# [Brief 1]
Set down, word for word, the stretch of the passage below on the Sunkist property tax assessment from "The realities of" through "policy was issued.".
# [Brief 2]
Take the passage below on the Sunkist property tax assessment further, picking up right after its last sentence.

I strongly disagree with the majority opinion that
Sunkist had constructive notice that the building had not been assessed. The complete absence of any valuation for the building on the tax roll or assessment notice was clear notice to Sunkist that the building was subject to an escaped property assessment. It is not unreasonable to charge purchasers of real property with such notice as is provided by the separate listing of land and improvements on the tax rolls. Generally, if a separate assessment appears in the notice of assessment for both the land and for the improvements, a purchaser may rely on the assessment as being correct. Those assessments are not subject to correction by reassessment because they are not escaped properties. When Sunkist examined the tax rolls prior to purchase of the property, it should have noticed that no improvement was assessed and should have made appropriate inquiry. In addition to using available information, buyers and sellers can easily avoid *296the risk of escaped property tax liability by a contract provision or deed covenant requiring a seller to assume such liability-
This statement is unrealistic. Sunkist did not have constructive notice that the building had not been assessed since there was nothing on the tax rolls to show that any building was on the land on January 1, 1984. Only an inquiry extrinsic to the tax rolls would have revealed that. There is not “constructive notice” when an inquiry extrinsic to the public record is necessary.
The realities of purchasing real property in this state are that the seller provides the buyer with a policy of title insurance. Since in Utah, as in Oklahoma and Arizona, property taxes are a lien against real property, the title insurer checks the records in the county treasurer’s office to ascertain if there are any liens for delinquent taxes owing. If there are none, the insurer certifies to that effect. The title policy insures only against delinquent taxes which have been assessed but unpaid at the time the policy is issued. Undoubtedly in the instant case, Sunkist received such a title policy. However, if the county assessor is allowed to later make another assessment to pick up improvements which may have been omitted, a purchaser has no protection from his title insurer because those subsequent taxes had not been assessed and were not unpaid when the title policy was issued.

# [Source data]
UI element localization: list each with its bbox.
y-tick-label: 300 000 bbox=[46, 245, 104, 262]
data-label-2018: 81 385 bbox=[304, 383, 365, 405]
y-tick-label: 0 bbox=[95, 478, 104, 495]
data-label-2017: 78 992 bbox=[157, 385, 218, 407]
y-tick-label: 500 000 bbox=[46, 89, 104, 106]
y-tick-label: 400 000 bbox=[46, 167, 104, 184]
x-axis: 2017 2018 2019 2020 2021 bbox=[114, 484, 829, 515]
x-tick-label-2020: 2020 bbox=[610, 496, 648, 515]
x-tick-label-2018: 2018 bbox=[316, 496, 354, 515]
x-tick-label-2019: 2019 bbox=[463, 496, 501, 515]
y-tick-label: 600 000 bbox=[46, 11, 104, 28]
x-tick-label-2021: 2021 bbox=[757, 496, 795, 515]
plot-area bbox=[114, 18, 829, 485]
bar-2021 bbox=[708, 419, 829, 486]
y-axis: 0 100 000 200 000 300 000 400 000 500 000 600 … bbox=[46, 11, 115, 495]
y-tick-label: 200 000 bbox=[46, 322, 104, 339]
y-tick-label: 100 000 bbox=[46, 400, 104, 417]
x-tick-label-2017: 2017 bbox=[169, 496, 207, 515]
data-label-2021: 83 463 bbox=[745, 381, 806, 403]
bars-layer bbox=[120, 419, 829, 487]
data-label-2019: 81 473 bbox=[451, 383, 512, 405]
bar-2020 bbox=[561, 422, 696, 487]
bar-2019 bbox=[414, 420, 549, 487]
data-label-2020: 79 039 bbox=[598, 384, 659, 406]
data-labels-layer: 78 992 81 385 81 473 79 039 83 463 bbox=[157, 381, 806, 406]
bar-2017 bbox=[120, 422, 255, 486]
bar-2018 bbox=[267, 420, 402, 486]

# [Right answer 1]
The realities of purchasing real property in this state are that the seller provides the buyer with a policy of title insurance. Since in Utah, as in Oklahoma and Arizona, property taxes are a lien against real property, the title insurer checks the records in the county treasurer’s office to ascertain if there are any liens for delinquent taxes owing. If there are none, the insurer certifies to that effect. The title policy insures only against delinquent taxes which have been assessed but unpaid at the time the policy is issued. Undoubtedly in the instant case, Sunkist received such a title policy. However, if the county assessor is allowed to later make another assessment to pick up improvements which may have been omitted, a purchaser has no protection from his title insurer because those subsequent taxes had not been assessed and were not unpaid when the title policy was issued.

# [Right answer 2]
The majority not only requires the purchaser or the title insurer to ascertain that there were no delinquent taxes owing, but also would require the purchaser or the title insurer to examine the records in the assessor’s office as to whether both land and improvements had been assessed for the past five years. It would not be enough that the parcel of real estate with its legal description was on the tax rolls for those years. It takes little imagination to foresee the following problems in that procedure.
First, it is the seller who customarily furnishes the title insurance and chooses the title insurer. It is not in his financial interest to go outside the tax records to ascertain whether there are grounds for a back assessment should the assessor discover those grounds.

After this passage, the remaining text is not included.